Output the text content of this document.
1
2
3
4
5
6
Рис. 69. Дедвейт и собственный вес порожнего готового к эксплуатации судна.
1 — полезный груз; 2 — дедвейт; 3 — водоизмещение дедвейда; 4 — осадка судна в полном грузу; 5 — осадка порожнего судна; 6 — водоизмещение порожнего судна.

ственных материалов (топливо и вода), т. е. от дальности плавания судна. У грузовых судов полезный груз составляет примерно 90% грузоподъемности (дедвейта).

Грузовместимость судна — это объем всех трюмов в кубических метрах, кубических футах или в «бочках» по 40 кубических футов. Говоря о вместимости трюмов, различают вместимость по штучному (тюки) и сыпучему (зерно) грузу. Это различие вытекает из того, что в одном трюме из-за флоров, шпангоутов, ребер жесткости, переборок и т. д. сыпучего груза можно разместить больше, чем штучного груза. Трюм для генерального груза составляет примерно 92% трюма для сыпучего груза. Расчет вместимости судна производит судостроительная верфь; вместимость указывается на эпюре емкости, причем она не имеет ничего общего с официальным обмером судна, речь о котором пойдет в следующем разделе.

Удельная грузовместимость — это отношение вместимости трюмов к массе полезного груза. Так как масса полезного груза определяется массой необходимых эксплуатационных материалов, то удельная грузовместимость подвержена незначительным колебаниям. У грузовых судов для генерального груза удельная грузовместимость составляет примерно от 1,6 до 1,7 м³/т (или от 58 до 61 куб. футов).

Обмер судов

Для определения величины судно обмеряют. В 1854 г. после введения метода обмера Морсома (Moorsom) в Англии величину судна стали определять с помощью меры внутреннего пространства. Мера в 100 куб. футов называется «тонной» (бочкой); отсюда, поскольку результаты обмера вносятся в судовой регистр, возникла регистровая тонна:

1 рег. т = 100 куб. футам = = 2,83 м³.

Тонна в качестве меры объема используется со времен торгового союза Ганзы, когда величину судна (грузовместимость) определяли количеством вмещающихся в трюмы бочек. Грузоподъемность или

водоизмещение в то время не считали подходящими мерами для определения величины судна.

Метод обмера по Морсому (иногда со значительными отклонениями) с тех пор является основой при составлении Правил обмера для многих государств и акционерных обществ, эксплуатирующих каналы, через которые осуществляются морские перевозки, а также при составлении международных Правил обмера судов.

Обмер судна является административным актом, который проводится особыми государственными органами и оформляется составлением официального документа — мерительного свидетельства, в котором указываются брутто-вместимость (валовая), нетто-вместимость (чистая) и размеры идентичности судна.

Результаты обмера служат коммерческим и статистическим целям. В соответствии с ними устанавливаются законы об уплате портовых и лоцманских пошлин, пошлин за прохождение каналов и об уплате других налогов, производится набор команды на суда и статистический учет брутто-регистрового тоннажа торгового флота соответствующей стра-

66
++++++++++
§ **Task to complete**: Show the lines where the word "вместимости" appears in the entries.

§ **Solution for this exercise**:
Грузовместимость судна — это объем всех трюмов в кубических метрах, кубических футах или в «бочках» по 40 кубических футов. Говоря о вместимости трюмов, различают вместимость по штучному (тюки) и сыпучему (зерно) грузу. Это различие вытекает из того, что в одном трюме из-за флоров, шпангоутов, ребер жесткости, переборок и т. д. сыпучего груза можно разместить больше, чем штучного груза. Трюм для генерального груза составляет примерно 92% трюма для сыпучего груза. Расчет вместимости судна производит судостроительная верфь; вместимость указывается на эпюре емкости, причем она не имеет ничего общего с официальным обмером судна, речь о котором пойдет в следующем разделе.
Удельная грузовместимость — это отношение вместимости трюмов к массе полезного груза. Так как масса полезного груза определяется массой необходимых эксплуатационных материалов, то удельная грузовместимость подвержена незначительным колебаниям. У грузовых судов для генерального груза удельная грузовместимость составляет примерно от 1,6 до 1,7 м³/т (или от 58 до 61 куб. футов).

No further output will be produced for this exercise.